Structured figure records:
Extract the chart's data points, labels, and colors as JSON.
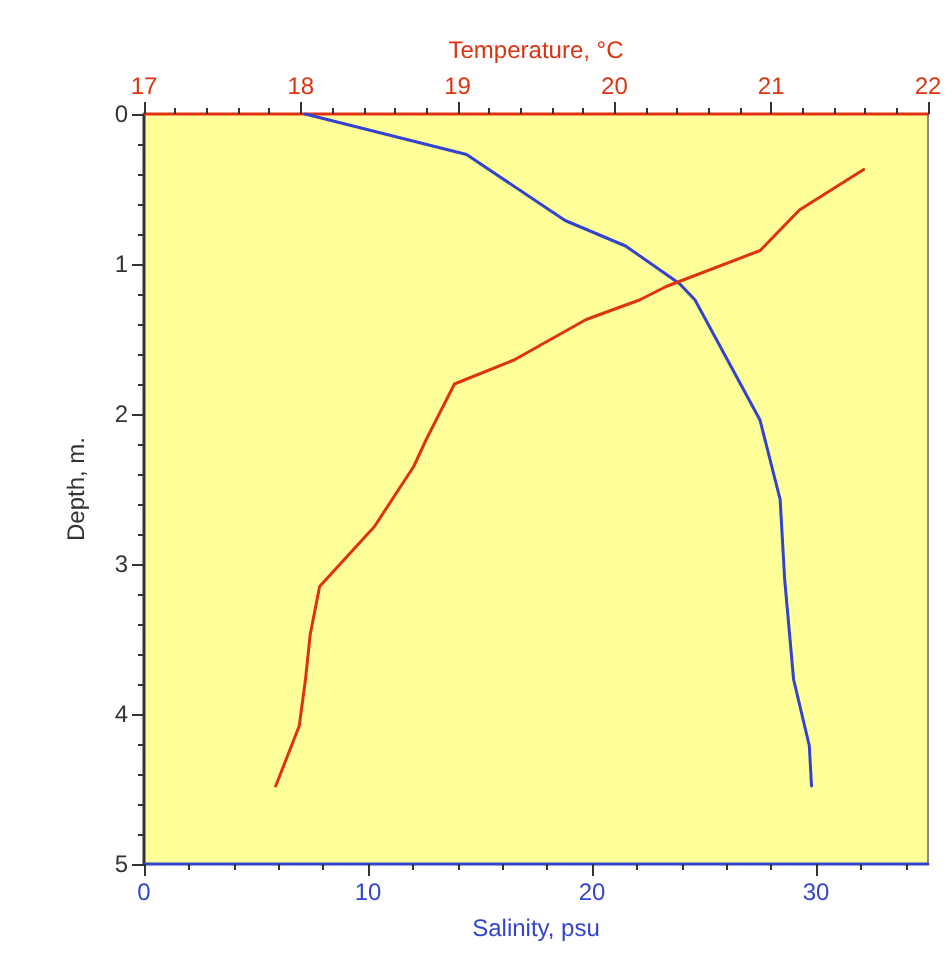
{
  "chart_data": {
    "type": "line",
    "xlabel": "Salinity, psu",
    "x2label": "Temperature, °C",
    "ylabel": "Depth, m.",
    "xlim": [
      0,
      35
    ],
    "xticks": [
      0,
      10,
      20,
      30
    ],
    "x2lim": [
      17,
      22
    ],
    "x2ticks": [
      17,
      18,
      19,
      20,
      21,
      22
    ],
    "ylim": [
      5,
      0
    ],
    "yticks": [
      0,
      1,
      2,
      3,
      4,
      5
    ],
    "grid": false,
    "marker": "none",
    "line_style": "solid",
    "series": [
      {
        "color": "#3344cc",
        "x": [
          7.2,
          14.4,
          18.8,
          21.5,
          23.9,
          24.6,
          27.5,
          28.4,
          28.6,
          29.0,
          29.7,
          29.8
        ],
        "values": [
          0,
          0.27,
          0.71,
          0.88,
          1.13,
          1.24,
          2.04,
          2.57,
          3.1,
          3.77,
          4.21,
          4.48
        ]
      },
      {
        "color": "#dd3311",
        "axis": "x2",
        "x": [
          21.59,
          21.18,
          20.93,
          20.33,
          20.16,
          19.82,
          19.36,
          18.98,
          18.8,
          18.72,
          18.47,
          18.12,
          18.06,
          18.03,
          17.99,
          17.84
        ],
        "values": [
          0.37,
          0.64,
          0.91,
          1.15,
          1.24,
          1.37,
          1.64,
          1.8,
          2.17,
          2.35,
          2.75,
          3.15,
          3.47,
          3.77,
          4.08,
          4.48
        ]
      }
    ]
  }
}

#### Task instructions:
Write out each line again precisely as it appears, skipping every picture.

#### Correct answer:
Extract the chart's data points, labels, and colors as JSON.
{
  "chart_data": {
    "type": "line",
    "xlabel": "Salinity, psu",
    "x2label": "Temperature, °C",
    "ylabel": "Depth, m.",
    "xlim": [
      0,
      35
    ],
    "xticks": [
      0,
      10,
      20,
      30
    ],
    "x2lim": [
      17,
      22
    ],
    "x2ticks": [
      17,
      18,
      19,
      20,
      21,
      22
    ],
    "ylim": [
      5,
      0
    ],
    "yticks": [
      0,
      1,
      2,
      3,
      4,
      5
    ],
    "grid": false,
    "marker": "none",
    "line_style": "solid",
    "series": [
      {
        "color": "#3344cc",
        "x": [
          7.2,
          14.4,
          18.8,
          21.5,
          23.9,
          24.6,
          27.5,
          28.4,
          28.6,
          29.0,
          29.7,
          29.8
        ],
        "values": [
          0,
          0.27,
          0.71,
          0.88,
          1.13,
          1.24,
          2.04,
          2.57,
          3.1,
          3.77,
          4.21,
          4.48
        ]
      },
      {
        "color": "#dd3311",
        "axis": "x2",
        "x": [
          21.59,
          21.18,
          20.93,
          20.33,
          20.16,
          19.82,
          19.36,
          18.98,
          18.8,
          18.72,
          18.47,
          18.12,
          18.06,
          18.03,
          17.99,
          17.84
        ],
        "values": [
          0.37,
          0.64,
          0.91,
          1.15,
          1.24,
          1.37,
          1.64,
          1.8,
          2.17,
          2.35,
          2.75,
          3.15,
          3.47,
          3.77,
          4.08,
          4.48
        ]
      }
    ]
  }
}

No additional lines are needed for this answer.